** What to work on **
Set out the lines of the data, from its first line through the line holding "weekday-header: Thursday — [451, 59, 561, 87]", inclusive, as a numbered list, leaving out any blank lines.
***
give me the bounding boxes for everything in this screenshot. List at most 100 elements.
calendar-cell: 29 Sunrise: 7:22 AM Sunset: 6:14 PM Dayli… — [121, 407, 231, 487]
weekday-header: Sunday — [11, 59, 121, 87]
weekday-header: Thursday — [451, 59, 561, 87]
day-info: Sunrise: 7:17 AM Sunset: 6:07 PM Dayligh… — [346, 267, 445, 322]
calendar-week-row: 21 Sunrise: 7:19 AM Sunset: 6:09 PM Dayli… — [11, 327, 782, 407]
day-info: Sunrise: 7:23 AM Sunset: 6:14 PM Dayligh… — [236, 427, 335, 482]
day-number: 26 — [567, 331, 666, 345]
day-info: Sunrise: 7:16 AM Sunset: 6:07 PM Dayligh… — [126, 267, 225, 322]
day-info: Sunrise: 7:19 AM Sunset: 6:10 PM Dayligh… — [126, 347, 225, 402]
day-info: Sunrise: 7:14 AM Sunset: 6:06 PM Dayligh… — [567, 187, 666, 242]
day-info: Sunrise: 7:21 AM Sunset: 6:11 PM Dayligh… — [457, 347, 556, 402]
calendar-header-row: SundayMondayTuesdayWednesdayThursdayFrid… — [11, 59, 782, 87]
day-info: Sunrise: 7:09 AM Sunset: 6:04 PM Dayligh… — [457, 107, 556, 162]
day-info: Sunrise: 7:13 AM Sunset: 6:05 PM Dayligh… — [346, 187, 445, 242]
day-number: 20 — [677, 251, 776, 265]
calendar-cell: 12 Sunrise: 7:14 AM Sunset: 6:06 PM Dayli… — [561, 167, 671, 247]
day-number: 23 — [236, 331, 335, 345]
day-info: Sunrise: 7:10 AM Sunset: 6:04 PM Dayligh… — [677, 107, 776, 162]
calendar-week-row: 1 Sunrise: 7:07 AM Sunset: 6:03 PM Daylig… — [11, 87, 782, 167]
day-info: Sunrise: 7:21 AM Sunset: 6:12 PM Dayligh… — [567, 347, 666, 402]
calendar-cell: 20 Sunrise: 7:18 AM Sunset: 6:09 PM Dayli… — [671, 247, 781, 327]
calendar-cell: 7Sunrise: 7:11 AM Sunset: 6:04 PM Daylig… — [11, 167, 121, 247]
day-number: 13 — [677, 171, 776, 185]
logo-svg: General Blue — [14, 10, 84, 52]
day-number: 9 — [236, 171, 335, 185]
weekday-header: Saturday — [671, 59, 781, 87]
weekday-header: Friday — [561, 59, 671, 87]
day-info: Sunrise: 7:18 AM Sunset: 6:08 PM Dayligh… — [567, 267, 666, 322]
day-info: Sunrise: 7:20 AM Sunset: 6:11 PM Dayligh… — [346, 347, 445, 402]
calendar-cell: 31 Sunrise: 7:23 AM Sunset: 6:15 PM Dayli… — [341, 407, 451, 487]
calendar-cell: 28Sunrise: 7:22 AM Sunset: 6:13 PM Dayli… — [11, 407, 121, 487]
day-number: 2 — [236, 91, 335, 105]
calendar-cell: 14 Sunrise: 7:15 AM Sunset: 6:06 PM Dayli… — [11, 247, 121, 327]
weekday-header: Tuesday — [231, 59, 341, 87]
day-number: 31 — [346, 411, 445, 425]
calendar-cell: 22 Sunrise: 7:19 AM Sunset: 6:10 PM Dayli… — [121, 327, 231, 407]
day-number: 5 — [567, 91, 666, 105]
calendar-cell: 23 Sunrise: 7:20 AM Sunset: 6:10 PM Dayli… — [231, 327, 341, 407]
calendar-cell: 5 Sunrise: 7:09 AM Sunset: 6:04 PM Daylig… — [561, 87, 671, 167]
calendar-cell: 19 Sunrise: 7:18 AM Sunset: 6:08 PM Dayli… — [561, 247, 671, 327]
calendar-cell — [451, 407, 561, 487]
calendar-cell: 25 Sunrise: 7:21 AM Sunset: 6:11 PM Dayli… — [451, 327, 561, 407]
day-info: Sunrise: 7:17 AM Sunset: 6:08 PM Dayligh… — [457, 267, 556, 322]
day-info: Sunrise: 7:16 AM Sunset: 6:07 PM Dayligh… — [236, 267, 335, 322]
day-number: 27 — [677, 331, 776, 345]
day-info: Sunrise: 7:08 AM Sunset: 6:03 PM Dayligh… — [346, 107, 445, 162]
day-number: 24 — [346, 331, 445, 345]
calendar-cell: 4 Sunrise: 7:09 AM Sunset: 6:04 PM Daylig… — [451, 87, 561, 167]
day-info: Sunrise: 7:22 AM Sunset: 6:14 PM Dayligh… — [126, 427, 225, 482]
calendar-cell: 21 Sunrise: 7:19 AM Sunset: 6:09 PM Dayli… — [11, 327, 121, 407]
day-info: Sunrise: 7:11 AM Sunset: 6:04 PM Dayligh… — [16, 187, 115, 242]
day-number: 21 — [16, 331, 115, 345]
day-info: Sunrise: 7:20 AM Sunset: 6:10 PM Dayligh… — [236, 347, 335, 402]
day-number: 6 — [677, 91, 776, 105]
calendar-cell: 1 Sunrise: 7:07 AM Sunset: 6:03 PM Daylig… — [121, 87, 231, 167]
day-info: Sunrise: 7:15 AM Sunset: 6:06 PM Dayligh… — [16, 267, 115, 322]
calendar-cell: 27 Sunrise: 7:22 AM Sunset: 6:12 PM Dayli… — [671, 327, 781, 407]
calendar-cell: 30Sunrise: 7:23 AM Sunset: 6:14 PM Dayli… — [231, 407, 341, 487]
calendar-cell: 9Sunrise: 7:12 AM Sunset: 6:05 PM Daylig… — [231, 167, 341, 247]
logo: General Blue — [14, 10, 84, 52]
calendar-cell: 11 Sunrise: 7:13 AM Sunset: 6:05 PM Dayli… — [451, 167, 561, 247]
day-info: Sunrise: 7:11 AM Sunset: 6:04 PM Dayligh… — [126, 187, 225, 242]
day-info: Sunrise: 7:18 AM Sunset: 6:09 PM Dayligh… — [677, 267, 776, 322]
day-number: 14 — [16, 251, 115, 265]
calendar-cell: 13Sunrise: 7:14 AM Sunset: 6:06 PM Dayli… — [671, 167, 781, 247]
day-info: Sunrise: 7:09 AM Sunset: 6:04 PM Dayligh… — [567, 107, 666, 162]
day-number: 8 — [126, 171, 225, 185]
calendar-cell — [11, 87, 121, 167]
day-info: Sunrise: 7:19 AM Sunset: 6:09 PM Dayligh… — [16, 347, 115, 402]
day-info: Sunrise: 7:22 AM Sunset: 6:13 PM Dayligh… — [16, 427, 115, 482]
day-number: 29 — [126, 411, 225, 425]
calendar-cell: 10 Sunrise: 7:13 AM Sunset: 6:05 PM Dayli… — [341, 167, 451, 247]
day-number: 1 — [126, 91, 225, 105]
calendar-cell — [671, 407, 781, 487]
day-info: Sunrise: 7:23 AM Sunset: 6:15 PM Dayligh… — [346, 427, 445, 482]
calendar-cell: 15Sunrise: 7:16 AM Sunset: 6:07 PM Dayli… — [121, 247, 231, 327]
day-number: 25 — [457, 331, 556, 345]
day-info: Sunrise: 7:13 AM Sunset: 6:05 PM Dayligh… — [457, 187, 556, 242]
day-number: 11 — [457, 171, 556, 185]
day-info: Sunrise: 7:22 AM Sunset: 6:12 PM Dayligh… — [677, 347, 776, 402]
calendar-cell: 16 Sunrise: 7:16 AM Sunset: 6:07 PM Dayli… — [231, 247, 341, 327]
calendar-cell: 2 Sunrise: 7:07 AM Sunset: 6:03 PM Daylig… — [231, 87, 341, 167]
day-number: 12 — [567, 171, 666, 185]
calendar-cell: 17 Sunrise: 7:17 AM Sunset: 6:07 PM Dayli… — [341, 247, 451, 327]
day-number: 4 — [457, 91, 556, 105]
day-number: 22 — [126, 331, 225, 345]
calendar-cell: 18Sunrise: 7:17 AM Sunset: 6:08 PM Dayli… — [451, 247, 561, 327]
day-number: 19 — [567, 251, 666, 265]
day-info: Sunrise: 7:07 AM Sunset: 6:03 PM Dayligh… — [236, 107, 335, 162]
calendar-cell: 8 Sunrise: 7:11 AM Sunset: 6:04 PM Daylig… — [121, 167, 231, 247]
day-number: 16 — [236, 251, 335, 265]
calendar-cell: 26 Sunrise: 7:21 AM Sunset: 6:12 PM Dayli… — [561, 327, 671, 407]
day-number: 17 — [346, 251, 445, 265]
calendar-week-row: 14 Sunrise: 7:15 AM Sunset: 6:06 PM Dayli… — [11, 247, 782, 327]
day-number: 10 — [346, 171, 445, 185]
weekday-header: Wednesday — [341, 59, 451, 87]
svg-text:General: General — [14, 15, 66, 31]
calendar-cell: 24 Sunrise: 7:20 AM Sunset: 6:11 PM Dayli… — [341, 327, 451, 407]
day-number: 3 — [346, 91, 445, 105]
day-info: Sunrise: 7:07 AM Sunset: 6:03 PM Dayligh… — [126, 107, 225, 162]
***
** Task result **
1. give me the bounding boxes for everything in this screenshot. List at most 100 elements.
2. calendar-cell: 29 Sunrise: 7:22 AM Sunset: 6:14 PM Dayli… — [121, 407, 231, 487]
3. weekday-header: Sunday — [11, 59, 121, 87]
4. weekday-header: Thursday — [451, 59, 561, 87]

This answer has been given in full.